• _INSTRUCTIONS TO FOLLOW_:
Work through the data line by line, gathering every line that has the word "улицы".

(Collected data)
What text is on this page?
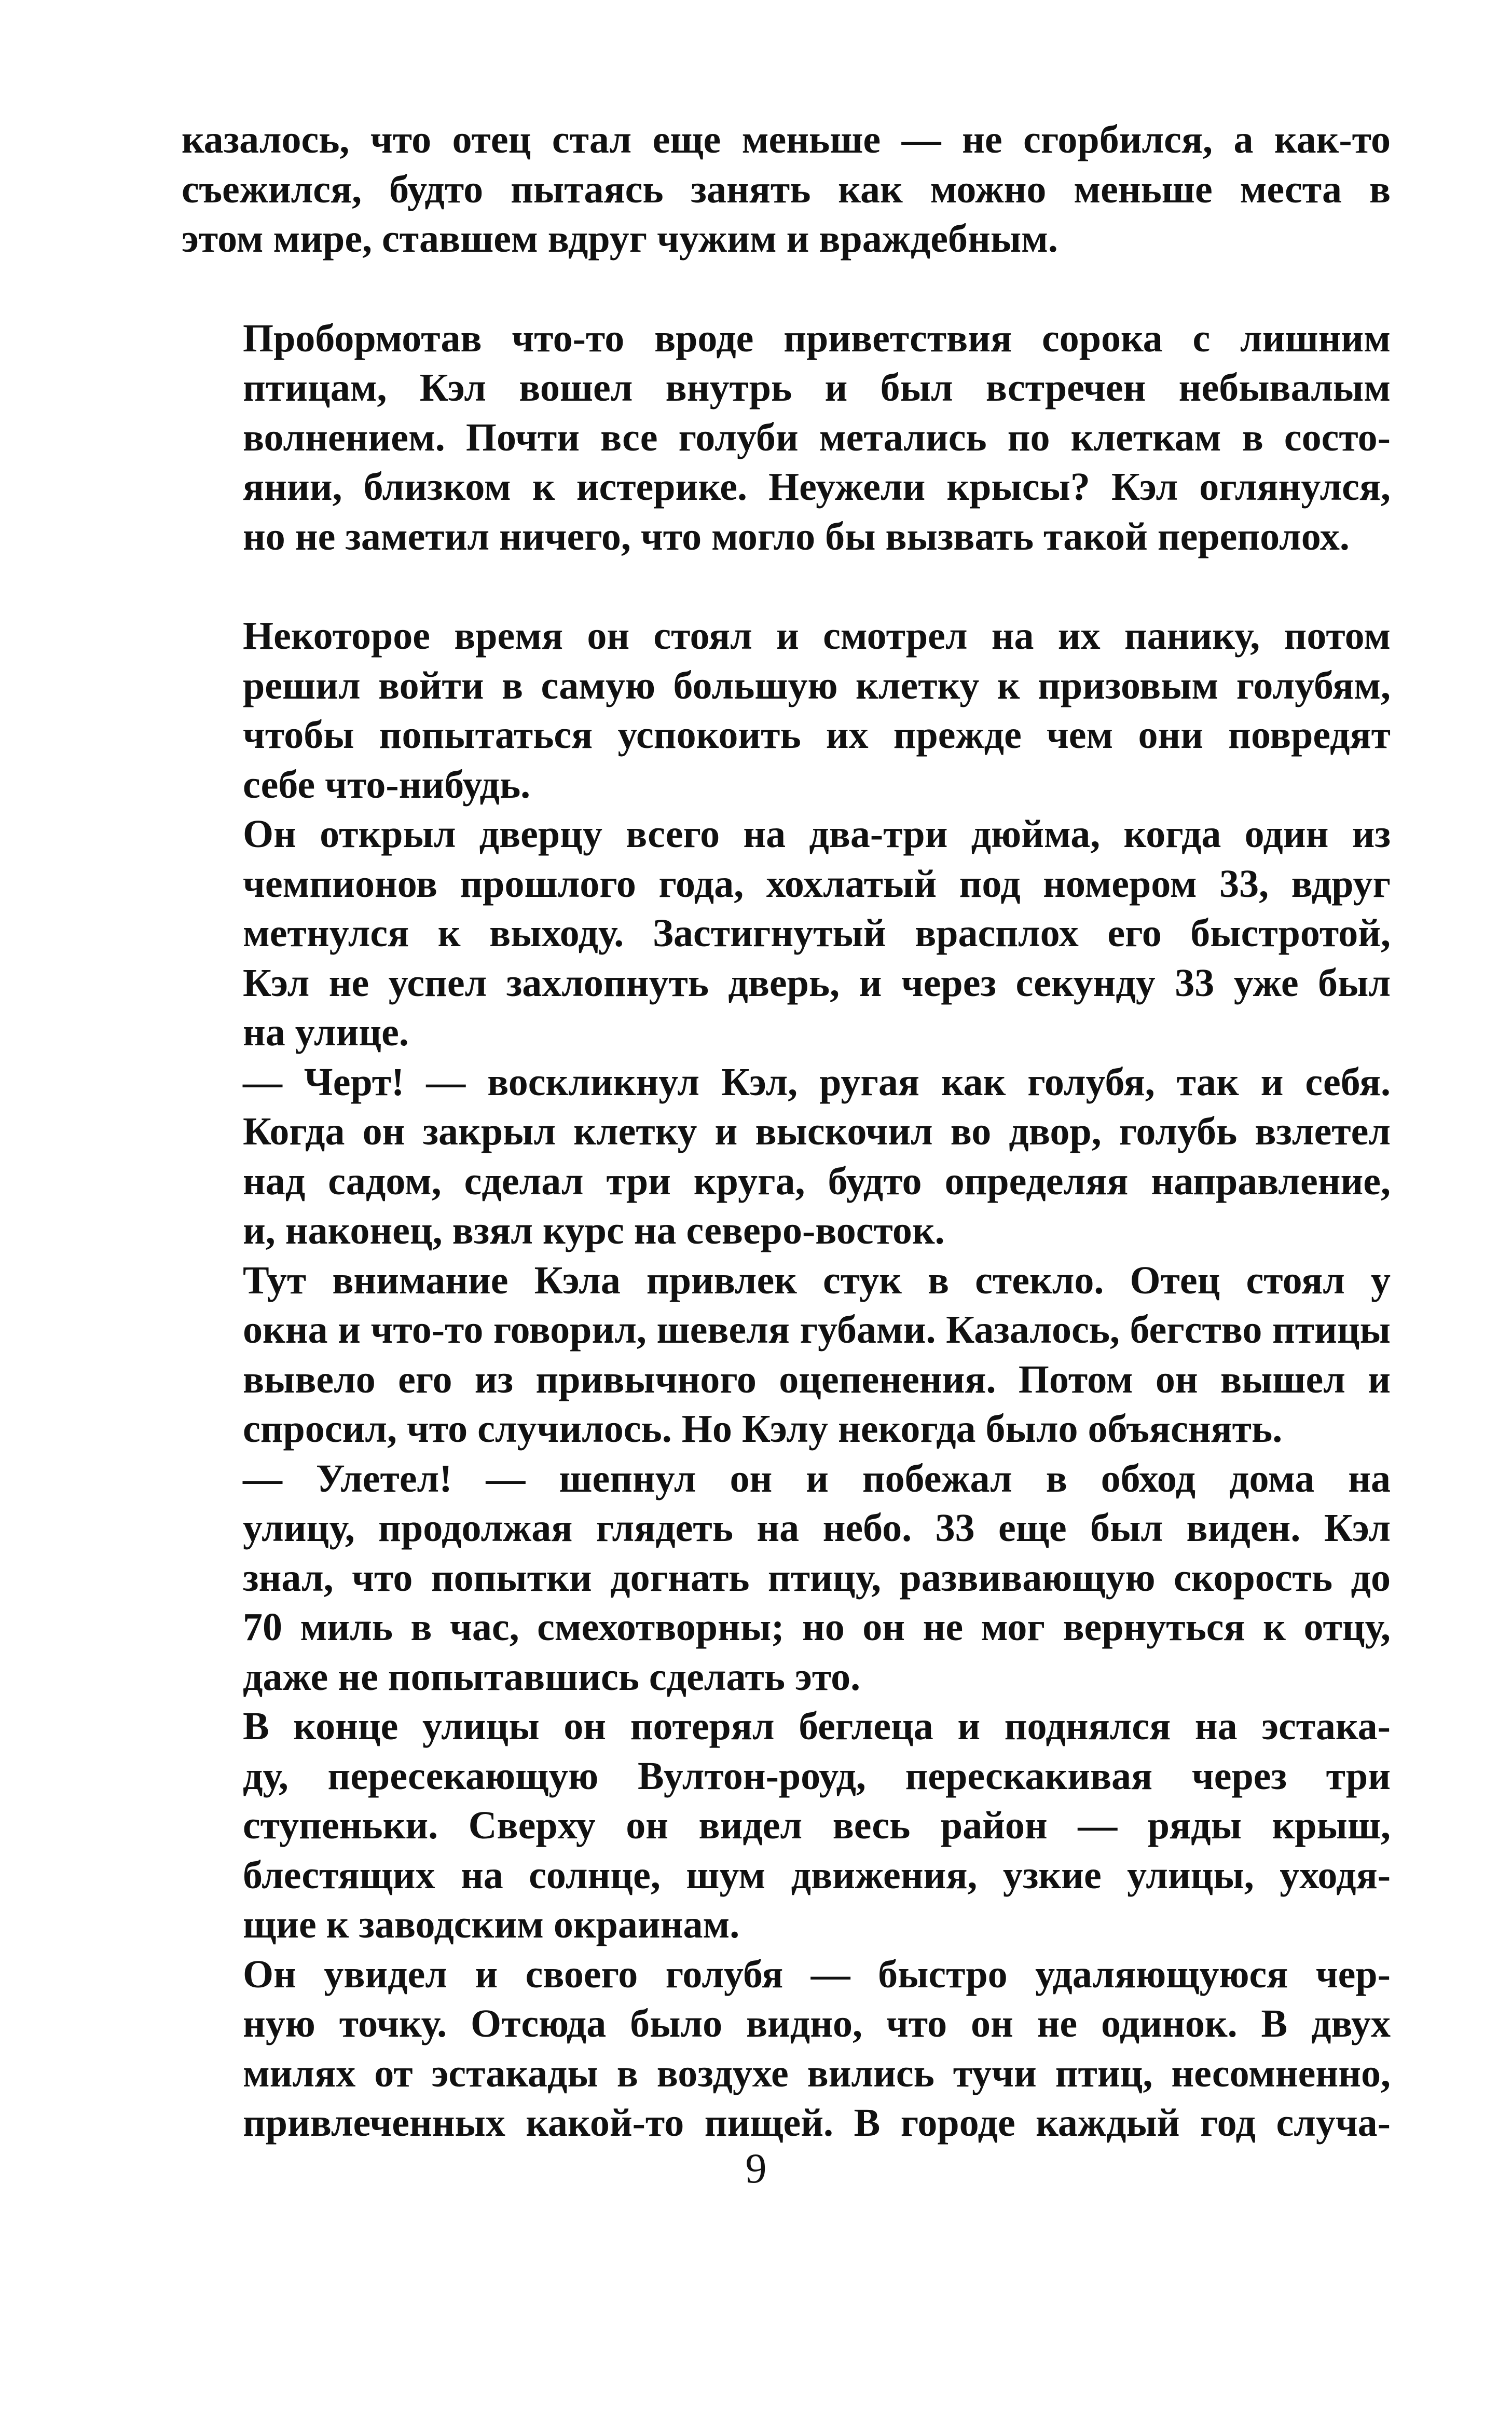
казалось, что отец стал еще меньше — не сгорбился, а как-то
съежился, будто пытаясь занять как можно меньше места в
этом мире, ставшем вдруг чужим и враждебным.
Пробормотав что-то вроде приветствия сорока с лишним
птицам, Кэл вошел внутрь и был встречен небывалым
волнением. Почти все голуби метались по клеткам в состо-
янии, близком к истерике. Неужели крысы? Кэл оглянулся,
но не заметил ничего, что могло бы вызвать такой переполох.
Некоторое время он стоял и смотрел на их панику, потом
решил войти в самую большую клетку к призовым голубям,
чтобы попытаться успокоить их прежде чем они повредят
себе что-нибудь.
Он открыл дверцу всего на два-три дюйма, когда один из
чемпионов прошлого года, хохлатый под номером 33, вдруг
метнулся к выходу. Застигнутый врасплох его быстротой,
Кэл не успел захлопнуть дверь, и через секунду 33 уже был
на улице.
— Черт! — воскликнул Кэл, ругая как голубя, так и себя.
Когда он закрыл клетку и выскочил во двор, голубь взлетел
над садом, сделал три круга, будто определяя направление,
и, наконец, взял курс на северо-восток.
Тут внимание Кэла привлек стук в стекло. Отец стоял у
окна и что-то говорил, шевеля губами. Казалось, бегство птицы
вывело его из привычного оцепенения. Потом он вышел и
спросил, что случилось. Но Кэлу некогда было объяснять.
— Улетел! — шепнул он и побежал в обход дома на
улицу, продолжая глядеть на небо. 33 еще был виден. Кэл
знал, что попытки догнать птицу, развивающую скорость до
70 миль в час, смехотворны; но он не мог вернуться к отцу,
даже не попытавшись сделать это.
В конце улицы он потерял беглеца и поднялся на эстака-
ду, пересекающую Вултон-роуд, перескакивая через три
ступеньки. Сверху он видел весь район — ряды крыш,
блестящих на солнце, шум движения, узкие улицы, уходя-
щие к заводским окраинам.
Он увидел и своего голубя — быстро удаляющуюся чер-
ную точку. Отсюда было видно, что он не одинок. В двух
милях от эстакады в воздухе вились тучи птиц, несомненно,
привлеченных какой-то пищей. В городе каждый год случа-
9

• _RESULT OF THIS TASK_:
В конце улицы он потерял беглеца и поднялся на эстака-
блестящих на солнце, шум движения, узкие улицы, уходя-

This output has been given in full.